==== Material shown

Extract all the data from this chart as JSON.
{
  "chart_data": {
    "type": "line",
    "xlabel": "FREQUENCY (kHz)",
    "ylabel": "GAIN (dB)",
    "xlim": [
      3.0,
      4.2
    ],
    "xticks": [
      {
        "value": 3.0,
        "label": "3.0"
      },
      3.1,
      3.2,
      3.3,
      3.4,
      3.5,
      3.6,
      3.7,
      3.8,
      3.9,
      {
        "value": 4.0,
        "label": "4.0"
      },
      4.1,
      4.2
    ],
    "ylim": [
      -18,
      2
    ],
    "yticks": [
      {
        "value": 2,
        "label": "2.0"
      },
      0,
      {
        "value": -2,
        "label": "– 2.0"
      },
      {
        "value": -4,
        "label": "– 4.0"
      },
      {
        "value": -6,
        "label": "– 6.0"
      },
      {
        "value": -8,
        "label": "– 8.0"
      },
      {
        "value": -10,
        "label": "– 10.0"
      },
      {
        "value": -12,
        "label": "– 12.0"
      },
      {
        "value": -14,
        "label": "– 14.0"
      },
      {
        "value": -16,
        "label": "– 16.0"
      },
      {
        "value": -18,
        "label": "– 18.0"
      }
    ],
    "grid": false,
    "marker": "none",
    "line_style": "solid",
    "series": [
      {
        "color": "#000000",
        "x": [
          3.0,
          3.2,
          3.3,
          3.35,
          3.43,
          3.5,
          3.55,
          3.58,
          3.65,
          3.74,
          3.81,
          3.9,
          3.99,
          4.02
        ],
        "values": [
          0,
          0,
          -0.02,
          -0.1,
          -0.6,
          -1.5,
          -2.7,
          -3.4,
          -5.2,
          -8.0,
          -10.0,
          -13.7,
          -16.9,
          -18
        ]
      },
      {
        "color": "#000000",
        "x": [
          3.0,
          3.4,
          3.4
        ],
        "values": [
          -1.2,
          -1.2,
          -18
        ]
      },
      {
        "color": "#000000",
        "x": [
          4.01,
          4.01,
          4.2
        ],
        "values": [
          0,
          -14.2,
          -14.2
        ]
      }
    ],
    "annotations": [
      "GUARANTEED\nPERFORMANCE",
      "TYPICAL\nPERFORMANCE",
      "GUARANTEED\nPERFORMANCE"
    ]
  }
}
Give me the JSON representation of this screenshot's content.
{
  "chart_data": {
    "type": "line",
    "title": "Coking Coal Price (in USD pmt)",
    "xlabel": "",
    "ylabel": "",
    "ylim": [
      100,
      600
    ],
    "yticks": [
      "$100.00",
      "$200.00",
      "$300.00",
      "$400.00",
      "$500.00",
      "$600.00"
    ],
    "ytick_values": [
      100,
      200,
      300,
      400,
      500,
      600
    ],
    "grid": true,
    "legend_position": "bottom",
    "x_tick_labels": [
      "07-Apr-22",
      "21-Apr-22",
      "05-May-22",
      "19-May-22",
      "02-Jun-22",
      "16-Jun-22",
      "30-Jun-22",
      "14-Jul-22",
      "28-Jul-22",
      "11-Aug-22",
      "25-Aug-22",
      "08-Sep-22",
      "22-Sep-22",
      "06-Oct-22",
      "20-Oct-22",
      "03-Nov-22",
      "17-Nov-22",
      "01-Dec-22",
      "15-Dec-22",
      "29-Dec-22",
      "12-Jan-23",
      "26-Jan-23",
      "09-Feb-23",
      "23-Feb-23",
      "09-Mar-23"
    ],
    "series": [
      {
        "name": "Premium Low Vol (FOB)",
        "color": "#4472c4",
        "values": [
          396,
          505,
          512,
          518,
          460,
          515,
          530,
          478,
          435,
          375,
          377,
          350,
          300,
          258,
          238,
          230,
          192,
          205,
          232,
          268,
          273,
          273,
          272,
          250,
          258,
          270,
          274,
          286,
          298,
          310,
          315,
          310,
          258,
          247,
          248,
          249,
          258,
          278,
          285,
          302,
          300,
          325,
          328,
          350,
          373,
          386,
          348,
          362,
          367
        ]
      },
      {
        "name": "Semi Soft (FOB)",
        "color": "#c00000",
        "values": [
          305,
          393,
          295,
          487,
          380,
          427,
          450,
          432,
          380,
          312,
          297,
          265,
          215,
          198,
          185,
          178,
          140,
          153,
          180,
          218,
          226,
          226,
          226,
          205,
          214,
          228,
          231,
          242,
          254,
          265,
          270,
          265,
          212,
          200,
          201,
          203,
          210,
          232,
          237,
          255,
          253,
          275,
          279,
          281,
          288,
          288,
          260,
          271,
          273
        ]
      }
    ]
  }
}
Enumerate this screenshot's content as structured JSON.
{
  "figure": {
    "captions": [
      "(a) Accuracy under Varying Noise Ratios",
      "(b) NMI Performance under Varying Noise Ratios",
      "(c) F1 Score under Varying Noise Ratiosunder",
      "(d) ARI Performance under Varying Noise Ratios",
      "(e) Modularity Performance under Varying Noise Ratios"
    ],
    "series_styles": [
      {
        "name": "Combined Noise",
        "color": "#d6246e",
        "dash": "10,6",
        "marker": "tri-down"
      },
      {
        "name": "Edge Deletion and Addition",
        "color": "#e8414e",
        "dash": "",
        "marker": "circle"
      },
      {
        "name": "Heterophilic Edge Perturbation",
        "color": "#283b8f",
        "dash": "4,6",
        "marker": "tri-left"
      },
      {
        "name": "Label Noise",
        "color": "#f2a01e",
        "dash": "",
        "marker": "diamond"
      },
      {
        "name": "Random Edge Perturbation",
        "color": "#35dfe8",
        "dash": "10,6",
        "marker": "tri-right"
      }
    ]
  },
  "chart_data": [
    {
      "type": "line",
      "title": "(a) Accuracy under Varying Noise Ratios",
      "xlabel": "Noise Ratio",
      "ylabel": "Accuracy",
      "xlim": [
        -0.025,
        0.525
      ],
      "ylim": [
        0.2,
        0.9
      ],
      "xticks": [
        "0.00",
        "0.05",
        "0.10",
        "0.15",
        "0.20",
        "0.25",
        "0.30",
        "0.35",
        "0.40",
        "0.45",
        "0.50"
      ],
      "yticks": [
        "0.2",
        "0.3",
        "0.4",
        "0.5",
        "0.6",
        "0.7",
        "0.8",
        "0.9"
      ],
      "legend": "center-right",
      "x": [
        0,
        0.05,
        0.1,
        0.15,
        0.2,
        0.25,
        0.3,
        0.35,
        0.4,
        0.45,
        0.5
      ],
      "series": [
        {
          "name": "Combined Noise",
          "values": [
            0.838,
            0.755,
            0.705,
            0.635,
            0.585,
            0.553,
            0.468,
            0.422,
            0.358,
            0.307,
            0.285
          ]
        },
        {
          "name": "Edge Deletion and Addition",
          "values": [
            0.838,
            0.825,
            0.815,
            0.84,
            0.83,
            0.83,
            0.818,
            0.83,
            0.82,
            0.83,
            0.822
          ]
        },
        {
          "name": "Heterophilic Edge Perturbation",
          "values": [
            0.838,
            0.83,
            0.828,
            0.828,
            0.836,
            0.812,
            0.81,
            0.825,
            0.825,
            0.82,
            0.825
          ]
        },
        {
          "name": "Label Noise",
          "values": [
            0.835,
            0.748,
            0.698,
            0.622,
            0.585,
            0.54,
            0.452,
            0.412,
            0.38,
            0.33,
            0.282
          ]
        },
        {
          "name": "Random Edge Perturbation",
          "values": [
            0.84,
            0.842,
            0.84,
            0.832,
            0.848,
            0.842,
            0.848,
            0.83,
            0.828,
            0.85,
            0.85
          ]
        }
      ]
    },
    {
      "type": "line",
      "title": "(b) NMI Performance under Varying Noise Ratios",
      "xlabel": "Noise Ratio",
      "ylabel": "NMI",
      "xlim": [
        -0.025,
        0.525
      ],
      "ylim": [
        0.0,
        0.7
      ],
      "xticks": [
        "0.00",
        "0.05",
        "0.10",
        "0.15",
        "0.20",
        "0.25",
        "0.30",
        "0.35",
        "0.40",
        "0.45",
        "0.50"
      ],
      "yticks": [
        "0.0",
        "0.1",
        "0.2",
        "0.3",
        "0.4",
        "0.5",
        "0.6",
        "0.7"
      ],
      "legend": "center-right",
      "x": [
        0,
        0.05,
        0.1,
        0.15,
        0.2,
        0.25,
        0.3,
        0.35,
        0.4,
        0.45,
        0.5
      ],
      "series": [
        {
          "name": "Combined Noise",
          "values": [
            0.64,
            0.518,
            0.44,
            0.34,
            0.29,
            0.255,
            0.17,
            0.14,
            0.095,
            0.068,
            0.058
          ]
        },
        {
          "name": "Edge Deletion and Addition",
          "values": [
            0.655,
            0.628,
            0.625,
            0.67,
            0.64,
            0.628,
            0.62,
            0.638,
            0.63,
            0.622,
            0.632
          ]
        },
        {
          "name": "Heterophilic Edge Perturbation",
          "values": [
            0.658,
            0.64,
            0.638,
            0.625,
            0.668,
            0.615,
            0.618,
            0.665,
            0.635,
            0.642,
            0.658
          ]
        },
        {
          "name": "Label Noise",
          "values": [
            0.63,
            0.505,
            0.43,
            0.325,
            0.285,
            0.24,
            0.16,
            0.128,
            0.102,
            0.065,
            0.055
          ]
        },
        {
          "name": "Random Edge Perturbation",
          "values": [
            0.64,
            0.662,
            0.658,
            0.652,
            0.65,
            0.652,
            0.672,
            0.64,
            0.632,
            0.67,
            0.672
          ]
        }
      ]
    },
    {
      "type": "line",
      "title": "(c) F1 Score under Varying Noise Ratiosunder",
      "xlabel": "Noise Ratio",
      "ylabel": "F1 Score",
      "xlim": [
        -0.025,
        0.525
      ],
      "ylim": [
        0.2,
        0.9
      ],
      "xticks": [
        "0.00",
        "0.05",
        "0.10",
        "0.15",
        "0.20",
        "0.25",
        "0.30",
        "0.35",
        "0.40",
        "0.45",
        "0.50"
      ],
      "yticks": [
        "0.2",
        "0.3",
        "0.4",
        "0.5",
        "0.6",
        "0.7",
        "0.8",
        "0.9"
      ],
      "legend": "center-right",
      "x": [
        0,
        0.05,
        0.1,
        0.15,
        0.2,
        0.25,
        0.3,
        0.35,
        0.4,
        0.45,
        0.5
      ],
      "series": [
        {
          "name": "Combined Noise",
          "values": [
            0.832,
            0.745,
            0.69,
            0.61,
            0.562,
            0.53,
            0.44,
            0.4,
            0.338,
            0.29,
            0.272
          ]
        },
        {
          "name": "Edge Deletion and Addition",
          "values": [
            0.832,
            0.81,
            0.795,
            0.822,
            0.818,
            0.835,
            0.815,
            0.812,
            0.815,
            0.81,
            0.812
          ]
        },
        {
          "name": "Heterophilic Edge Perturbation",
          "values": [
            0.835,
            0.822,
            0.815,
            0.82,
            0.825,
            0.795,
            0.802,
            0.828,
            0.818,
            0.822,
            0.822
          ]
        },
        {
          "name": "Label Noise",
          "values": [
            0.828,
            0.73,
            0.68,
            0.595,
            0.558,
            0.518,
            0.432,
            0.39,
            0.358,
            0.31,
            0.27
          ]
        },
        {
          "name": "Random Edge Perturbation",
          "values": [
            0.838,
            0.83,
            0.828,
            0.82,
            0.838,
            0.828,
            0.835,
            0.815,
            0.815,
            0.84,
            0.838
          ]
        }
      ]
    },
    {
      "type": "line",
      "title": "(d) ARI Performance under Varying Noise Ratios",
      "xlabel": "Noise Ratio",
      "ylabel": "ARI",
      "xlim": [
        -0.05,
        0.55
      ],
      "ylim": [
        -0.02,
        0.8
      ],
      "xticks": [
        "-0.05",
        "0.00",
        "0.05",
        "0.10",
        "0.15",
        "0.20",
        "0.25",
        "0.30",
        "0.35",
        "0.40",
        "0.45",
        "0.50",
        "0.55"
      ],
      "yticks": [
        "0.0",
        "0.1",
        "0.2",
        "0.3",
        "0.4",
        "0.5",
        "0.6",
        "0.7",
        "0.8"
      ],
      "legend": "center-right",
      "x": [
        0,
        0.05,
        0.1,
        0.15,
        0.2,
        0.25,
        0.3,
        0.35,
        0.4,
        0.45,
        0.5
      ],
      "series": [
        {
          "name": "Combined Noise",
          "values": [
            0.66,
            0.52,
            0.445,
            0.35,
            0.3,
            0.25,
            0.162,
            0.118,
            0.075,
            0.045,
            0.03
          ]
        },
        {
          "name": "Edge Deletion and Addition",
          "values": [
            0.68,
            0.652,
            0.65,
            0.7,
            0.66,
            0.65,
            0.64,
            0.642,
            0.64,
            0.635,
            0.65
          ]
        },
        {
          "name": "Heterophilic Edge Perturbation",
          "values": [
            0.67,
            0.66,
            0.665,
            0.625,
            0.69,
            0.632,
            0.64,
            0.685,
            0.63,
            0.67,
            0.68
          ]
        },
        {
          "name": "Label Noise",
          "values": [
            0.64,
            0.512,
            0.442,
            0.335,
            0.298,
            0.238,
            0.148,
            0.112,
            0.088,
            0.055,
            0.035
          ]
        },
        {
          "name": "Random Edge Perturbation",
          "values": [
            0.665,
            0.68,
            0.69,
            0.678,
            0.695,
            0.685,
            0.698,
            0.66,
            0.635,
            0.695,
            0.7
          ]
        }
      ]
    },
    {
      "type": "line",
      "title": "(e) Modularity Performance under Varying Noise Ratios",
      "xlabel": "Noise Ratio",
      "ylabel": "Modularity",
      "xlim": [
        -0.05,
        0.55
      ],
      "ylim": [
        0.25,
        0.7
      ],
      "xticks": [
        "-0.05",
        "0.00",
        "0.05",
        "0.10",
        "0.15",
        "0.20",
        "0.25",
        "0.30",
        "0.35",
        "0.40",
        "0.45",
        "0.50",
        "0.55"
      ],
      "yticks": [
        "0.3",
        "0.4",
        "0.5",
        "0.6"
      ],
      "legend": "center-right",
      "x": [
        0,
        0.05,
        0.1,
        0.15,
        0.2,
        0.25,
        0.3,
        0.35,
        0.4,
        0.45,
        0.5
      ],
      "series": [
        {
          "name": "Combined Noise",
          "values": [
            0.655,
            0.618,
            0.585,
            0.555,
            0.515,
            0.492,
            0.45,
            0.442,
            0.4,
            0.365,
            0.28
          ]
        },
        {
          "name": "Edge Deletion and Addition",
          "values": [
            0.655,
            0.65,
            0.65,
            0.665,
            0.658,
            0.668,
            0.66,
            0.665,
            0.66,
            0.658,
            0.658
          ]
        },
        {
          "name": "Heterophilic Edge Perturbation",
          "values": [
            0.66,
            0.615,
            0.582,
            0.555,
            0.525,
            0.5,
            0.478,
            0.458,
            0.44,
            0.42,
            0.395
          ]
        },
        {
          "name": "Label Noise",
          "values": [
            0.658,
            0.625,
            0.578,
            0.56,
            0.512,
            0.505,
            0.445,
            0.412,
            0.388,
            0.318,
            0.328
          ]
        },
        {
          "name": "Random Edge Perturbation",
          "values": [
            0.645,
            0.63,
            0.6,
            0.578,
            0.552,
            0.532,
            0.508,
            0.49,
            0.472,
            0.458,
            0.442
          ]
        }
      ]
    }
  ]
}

========

Written request: Going through the entries above, report how many lines include the string "content". The number alone is the answer.

Written answer: 2